Problem details:
Select from the data all lines with the word "JSON".

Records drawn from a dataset
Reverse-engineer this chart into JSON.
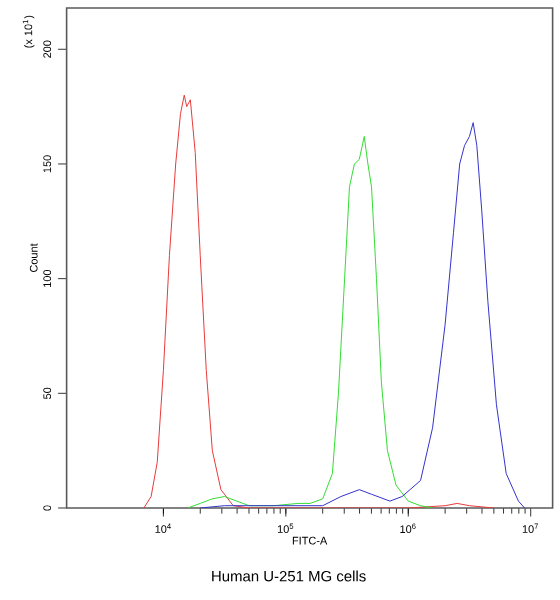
{
  "chart_data": {
    "type": "line",
    "title": "Human U-251 MG cells",
    "xlabel": "FITC-A",
    "ylabel": "Count",
    "annotations": [
      "(x 10$^{1}$)"
    ],
    "log": "x",
    "grid": false,
    "marker": "none",
    "line_style": "solid",
    "xlim": [
      1620,
      15100000
    ],
    "ylim": [
      0,
      218
    ],
    "xticks": [
      {
        "value": 10000,
        "label": "10$^{4}$"
      },
      {
        "value": 100000,
        "label": "10$^{5}$"
      },
      {
        "value": 1000000,
        "label": "10$^{6}$"
      },
      {
        "value": 10000000,
        "label": "10$^{7}$"
      }
    ],
    "yticks": [
      0,
      50,
      100,
      150,
      200
    ],
    "series": [
      {
        "color": "#e83a3a",
        "x": [
          6920,
          7940,
          8910,
          10000,
          11200,
          12600,
          13800,
          14800,
          15500,
          16600,
          18200,
          20000,
          22400,
          25100,
          29500,
          37200,
          50100,
          1000000,
          2000000,
          2510000,
          3160000,
          5010000
        ],
        "values": [
          0,
          5,
          20,
          60,
          110,
          150,
          172,
          180,
          175,
          178,
          155,
          110,
          60,
          25,
          8,
          1,
          0,
          0,
          1,
          2,
          1,
          0
        ]
      },
      {
        "color": "#33dd33",
        "x": [
          15800,
          20000,
          25100,
          31600,
          39800,
          50100,
          79400,
          126000,
          158000,
          200000,
          240000,
          269000,
          302000,
          331000,
          363000,
          398000,
          437000,
          468000,
          501000,
          550000,
          603000,
          676000,
          794000,
          1000000,
          1260000,
          1580000
        ],
        "values": [
          0,
          2,
          4,
          5,
          3,
          1,
          1,
          2,
          2,
          4,
          15,
          50,
          100,
          140,
          150,
          152,
          162,
          150,
          140,
          100,
          55,
          25,
          10,
          3,
          1,
          0
        ]
      },
      {
        "color": "#3333cc",
        "x": [
          20000,
          31600,
          100000,
          200000,
          282000,
          398000,
          501000,
          708000,
          891000,
          1260000,
          1580000,
          2000000,
          2340000,
          2630000,
          2880000,
          3160000,
          3390000,
          3630000,
          3980000,
          4470000,
          5250000,
          6310000,
          7940000,
          8910000
        ],
        "values": [
          0,
          1,
          1,
          1,
          5,
          8,
          6,
          3,
          5,
          12,
          35,
          80,
          120,
          150,
          158,
          162,
          168,
          158,
          130,
          90,
          45,
          15,
          3,
          0
        ]
      }
    ]
  }
}
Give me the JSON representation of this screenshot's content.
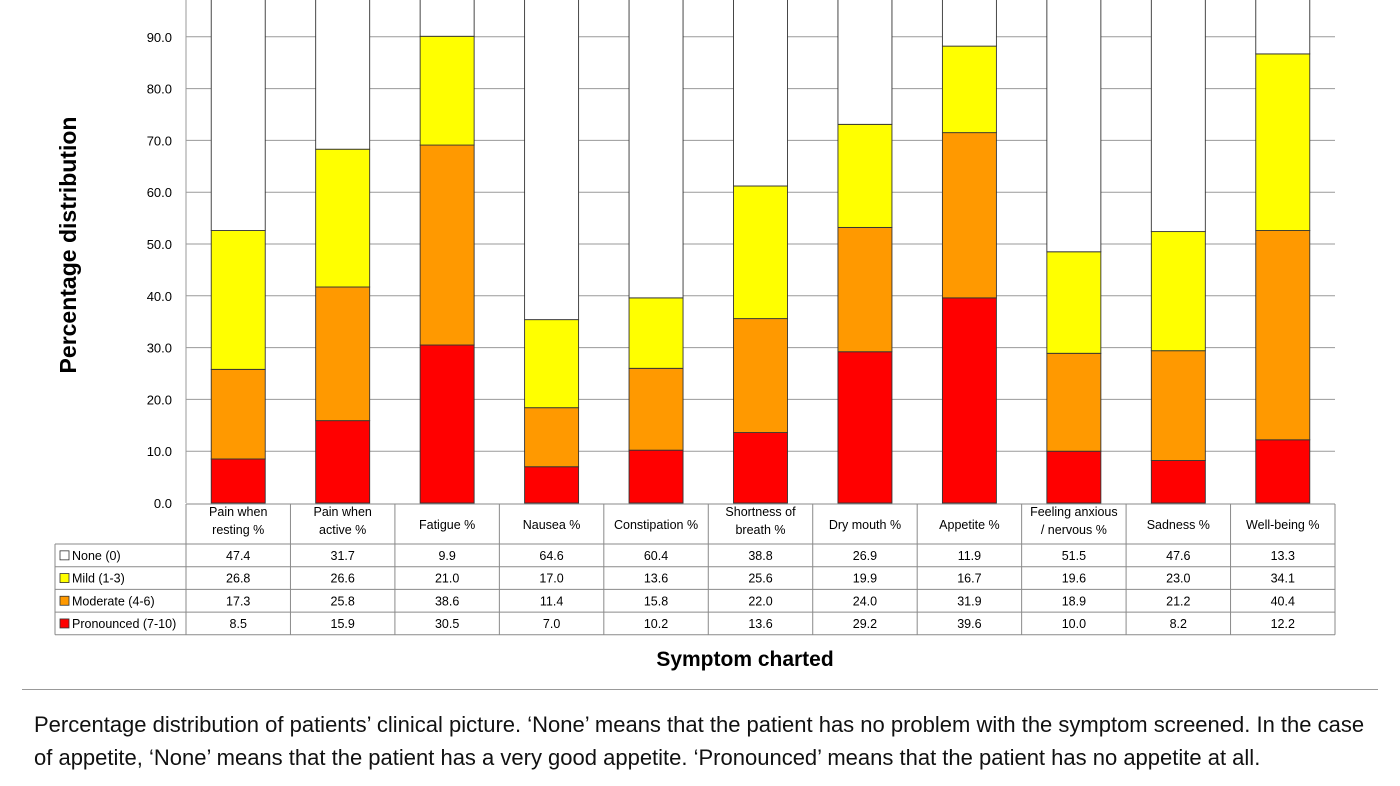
{
  "chart_data": {
    "type": "bar",
    "stacked": true,
    "ylabel": "Percentage distribution",
    "xlabel": "Symptom charted",
    "ylim": [
      0,
      100
    ],
    "yticks": [
      0,
      10,
      20,
      30,
      40,
      50,
      60,
      70,
      80,
      90
    ],
    "grid": true,
    "categories": [
      [
        "Pain when",
        "resting %"
      ],
      [
        "Pain when",
        "active %"
      ],
      [
        "Fatigue %"
      ],
      [
        "Nausea %"
      ],
      [
        "Constipation %"
      ],
      [
        "Shortness of",
        "breath %"
      ],
      [
        "Dry mouth %"
      ],
      [
        "Appetite %"
      ],
      [
        "Feeling anxious",
        "/ nervous %"
      ],
      [
        "Sadness %"
      ],
      [
        "Well-being %"
      ]
    ],
    "series": [
      {
        "name": "None (0)",
        "color": "#ffffff",
        "values": [
          47.4,
          31.7,
          9.9,
          64.6,
          60.4,
          38.8,
          26.9,
          11.9,
          51.5,
          47.6,
          13.3
        ]
      },
      {
        "name": "Mild (1-3)",
        "color": "#ffff00",
        "values": [
          26.8,
          26.6,
          21.0,
          17.0,
          13.6,
          25.6,
          19.9,
          16.7,
          19.6,
          23.0,
          34.1
        ]
      },
      {
        "name": "Moderate (4-6)",
        "color": "#ff9900",
        "values": [
          17.3,
          25.8,
          38.6,
          11.4,
          15.8,
          22.0,
          24.0,
          31.9,
          18.9,
          21.2,
          40.4
        ]
      },
      {
        "name": "Pronounced (7-10)",
        "color": "#ff0000",
        "values": [
          8.5,
          15.9,
          30.5,
          7.0,
          10.2,
          13.6,
          29.2,
          39.6,
          10.0,
          8.2,
          12.2
        ]
      }
    ]
  },
  "caption": "Percentage distribution of patients’ clinical picture. ‘None’ means that the patient has no problem with the symptom screened. In the case of appetite, ‘None’ means that the patient has a very good appetite. ‘Pronounced’ means that the patient has no appetite at all."
}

Written response:
Reverse-engineer this chart into JSON.
Give me the JSON representation of this screenshot's content.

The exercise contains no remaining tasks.